Aim of the exercise: In the listing below, locate the lines bearing the word "mean". Copy every one of them.

Task input:

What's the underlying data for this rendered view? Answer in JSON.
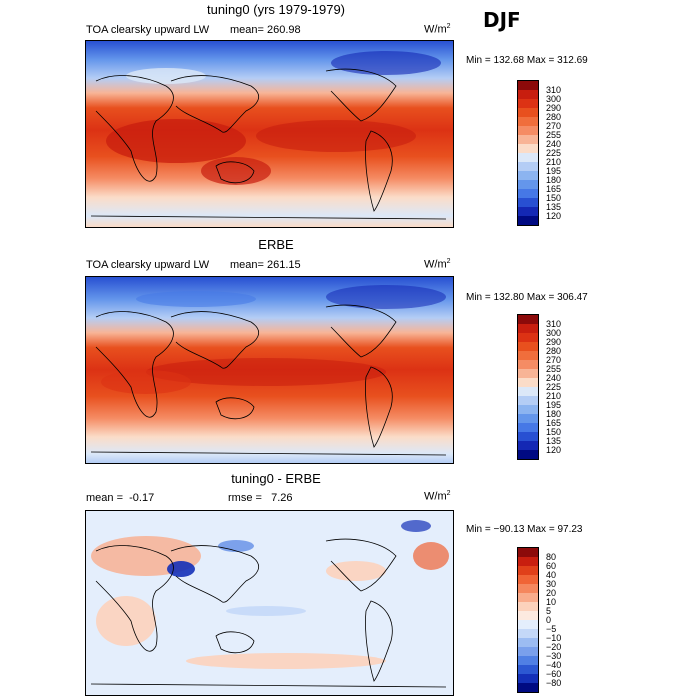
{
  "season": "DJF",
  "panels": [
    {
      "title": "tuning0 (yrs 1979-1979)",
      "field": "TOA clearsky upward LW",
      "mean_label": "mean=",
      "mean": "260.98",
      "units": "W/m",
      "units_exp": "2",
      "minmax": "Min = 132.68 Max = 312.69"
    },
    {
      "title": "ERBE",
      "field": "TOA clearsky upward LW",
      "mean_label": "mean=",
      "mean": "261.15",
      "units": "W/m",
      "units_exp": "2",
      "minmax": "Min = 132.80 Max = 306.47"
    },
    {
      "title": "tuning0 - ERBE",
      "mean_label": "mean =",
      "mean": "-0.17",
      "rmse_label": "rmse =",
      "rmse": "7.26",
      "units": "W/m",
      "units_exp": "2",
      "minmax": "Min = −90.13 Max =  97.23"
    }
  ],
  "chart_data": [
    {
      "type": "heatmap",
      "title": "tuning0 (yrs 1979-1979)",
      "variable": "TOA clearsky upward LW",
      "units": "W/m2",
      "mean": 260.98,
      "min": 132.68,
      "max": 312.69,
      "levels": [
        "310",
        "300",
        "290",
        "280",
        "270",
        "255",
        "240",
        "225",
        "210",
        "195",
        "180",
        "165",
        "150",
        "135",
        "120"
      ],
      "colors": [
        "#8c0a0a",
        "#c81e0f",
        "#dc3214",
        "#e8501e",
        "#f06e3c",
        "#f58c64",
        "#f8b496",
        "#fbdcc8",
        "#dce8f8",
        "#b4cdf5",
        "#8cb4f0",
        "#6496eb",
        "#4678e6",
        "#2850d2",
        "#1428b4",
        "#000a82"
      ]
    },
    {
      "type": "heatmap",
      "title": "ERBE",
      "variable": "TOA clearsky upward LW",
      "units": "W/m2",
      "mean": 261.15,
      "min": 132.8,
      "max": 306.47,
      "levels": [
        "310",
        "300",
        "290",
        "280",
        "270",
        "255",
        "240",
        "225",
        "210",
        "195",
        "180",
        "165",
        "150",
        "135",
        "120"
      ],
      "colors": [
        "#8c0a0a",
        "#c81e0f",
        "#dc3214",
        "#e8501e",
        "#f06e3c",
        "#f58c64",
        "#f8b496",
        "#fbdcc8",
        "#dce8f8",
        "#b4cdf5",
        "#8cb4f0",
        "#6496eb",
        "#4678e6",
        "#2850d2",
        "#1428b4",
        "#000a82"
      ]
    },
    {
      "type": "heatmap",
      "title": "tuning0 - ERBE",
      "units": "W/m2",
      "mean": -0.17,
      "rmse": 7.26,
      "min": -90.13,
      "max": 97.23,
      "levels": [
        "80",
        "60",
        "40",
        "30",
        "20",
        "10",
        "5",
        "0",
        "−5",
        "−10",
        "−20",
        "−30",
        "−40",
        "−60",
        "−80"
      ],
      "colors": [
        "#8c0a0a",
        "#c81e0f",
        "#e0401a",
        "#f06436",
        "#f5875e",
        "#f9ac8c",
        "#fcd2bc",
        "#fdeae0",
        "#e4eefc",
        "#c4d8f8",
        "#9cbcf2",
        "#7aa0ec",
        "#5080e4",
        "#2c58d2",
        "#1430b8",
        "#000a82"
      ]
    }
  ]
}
...
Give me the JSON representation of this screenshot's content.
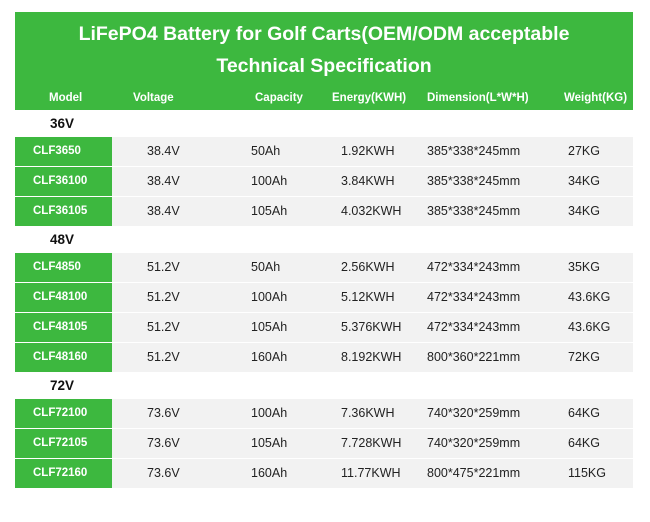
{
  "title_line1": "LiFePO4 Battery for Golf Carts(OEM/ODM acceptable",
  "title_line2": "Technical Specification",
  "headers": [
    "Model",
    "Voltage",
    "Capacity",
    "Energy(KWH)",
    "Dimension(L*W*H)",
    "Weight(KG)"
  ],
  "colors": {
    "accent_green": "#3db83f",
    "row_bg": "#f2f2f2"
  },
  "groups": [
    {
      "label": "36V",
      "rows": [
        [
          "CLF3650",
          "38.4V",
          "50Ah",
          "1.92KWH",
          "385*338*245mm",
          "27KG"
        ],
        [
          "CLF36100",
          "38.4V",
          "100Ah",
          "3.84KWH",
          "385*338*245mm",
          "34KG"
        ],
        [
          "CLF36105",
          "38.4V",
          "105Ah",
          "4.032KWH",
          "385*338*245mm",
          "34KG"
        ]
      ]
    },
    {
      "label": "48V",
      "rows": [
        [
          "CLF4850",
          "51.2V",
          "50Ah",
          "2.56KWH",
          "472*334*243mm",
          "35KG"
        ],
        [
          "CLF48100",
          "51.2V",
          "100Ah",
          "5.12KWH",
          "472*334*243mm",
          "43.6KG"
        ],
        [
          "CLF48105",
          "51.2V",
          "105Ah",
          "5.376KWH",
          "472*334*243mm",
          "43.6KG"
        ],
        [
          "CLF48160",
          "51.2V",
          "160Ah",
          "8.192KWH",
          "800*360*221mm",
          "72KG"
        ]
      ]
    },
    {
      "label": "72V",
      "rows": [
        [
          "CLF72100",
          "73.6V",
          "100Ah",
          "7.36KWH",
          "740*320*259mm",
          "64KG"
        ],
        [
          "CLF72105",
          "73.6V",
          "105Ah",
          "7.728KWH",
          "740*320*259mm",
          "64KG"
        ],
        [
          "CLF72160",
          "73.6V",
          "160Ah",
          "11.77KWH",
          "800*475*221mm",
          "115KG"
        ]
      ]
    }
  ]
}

Answer for the task:
      "mean_label": "mean=",
      "mean": "260.98",
      "mean_label": "mean=",
      "mean": "261.15",
      "mean_label": "mean =",
      "mean": "-0.17",
      "mean": 260.98,
      "mean": 261.15,
      "mean": -0.17,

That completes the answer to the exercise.